SET EXERCISE
Search the material below for the word "stick". Copy every line that has it.

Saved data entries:
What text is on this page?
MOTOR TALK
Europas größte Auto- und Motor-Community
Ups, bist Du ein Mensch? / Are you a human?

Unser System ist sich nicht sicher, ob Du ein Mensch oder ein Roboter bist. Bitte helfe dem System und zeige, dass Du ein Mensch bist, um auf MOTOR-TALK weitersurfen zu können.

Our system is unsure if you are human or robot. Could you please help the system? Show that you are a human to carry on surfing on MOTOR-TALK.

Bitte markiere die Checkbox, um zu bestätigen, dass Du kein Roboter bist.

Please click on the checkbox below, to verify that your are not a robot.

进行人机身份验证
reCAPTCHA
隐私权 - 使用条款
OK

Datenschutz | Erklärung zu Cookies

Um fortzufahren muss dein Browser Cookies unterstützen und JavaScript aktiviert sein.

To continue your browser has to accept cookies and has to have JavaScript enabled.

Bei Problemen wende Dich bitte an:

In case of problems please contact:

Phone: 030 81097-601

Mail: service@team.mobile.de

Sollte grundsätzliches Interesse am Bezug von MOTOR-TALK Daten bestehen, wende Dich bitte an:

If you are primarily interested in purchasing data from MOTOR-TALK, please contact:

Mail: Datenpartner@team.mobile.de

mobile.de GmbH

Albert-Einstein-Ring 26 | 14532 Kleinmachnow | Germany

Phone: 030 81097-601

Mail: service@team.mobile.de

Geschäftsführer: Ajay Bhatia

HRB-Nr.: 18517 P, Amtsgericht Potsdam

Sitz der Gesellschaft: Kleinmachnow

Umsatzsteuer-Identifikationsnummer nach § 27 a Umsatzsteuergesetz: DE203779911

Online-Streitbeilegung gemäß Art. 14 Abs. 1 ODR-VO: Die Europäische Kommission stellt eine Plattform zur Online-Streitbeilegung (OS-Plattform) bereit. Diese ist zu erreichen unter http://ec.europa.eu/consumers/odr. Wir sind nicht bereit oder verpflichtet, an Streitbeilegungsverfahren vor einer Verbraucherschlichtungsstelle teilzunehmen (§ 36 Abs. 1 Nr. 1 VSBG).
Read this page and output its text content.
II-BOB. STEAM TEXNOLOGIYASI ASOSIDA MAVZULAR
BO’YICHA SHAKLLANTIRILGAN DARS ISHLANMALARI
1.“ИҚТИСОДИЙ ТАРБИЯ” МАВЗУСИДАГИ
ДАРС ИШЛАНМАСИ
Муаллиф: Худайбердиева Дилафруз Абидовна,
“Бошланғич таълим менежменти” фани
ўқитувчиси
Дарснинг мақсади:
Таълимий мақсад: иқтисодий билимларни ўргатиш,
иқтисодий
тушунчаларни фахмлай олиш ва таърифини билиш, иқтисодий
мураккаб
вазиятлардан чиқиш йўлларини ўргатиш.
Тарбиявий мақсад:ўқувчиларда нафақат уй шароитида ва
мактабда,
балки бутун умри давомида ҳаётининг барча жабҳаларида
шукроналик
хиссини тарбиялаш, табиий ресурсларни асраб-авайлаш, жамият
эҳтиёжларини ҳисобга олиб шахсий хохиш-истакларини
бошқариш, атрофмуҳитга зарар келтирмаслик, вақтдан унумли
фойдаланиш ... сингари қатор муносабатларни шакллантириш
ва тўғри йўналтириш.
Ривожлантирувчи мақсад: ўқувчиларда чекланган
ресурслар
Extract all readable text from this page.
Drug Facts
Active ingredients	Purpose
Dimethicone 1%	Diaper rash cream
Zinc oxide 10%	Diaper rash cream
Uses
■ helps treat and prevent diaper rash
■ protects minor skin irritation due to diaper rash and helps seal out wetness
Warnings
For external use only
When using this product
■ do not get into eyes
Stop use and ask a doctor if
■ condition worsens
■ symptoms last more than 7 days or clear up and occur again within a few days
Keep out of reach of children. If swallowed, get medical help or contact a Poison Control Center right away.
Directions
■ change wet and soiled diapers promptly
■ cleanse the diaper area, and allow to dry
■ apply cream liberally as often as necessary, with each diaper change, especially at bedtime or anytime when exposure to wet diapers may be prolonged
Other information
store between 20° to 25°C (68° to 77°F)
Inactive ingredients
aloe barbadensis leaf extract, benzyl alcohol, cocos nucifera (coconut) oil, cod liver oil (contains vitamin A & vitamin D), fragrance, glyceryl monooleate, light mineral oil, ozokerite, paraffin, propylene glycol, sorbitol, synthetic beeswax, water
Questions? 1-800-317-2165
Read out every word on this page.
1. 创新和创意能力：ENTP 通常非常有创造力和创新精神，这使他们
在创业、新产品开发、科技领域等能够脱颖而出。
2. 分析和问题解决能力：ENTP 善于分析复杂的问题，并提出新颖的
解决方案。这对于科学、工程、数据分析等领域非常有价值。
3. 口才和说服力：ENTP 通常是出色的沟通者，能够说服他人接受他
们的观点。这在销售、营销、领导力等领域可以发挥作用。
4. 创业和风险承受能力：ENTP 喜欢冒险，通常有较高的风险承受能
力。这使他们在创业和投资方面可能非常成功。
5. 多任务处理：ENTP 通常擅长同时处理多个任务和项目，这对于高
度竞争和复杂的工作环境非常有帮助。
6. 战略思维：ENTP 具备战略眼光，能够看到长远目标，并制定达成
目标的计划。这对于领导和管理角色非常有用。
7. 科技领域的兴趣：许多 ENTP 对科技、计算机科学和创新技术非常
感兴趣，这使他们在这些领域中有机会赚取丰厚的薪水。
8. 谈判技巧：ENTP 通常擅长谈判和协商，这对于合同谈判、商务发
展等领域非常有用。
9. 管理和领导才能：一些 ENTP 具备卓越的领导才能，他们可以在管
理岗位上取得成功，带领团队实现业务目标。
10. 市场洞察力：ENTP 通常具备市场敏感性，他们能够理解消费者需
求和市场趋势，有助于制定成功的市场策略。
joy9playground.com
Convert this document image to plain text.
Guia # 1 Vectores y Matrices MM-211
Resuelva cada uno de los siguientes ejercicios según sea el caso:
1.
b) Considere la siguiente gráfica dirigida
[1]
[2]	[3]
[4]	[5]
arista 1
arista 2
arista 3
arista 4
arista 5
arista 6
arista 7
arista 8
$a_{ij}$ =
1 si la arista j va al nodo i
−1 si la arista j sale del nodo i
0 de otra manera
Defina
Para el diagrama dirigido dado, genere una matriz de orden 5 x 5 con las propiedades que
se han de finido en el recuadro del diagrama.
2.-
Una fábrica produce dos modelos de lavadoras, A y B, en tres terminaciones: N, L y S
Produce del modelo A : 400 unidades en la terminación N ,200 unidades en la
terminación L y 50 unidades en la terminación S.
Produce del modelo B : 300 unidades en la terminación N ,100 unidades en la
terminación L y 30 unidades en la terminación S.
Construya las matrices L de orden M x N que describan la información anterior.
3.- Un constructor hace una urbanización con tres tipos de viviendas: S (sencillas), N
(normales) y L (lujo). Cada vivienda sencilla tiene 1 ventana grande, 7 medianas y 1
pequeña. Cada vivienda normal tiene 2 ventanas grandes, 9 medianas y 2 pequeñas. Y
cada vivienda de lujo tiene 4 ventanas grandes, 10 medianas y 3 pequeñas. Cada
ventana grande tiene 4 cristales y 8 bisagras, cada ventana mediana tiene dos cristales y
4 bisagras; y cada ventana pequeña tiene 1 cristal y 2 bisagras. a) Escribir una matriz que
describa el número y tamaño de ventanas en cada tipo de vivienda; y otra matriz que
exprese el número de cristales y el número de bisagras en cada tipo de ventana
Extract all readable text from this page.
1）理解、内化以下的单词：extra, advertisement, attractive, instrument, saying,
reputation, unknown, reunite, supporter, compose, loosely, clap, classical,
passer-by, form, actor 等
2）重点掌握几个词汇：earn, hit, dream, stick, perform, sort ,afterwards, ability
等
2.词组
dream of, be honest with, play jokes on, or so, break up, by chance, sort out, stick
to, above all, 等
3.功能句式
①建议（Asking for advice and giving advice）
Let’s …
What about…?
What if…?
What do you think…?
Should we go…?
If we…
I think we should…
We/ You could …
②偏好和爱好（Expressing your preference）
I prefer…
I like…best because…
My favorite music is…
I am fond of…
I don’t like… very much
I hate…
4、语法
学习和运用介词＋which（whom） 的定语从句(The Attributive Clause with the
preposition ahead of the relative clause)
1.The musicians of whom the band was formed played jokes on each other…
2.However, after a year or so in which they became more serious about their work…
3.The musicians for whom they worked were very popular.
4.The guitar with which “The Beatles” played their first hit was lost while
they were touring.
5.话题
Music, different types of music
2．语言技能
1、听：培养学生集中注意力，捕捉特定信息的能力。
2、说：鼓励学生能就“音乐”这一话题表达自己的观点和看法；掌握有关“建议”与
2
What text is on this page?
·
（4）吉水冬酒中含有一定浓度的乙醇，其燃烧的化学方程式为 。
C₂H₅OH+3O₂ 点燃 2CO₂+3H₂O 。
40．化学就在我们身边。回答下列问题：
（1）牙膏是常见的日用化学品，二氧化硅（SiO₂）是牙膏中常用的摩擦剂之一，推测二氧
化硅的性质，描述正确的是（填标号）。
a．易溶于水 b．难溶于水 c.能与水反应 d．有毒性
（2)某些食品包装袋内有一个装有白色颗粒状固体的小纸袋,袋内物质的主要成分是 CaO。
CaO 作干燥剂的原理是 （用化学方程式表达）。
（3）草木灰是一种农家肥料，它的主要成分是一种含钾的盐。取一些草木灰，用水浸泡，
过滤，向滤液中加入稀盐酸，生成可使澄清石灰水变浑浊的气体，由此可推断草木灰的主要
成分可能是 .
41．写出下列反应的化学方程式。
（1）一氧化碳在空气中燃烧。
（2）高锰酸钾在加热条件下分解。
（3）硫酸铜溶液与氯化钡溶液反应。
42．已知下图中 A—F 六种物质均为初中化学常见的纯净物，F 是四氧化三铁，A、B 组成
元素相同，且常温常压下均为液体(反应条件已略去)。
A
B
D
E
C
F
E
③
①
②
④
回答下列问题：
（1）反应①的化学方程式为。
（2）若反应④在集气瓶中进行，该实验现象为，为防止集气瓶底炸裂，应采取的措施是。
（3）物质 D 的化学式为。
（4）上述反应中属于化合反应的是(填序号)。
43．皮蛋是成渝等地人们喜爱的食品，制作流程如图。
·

CORRECT RESULT
2）重点掌握几个词汇：earn, hit, dream, stick, perform, sort ,afterwards, ability
dream of, be honest with, play jokes on, or so, break up, by chance, sort out, stick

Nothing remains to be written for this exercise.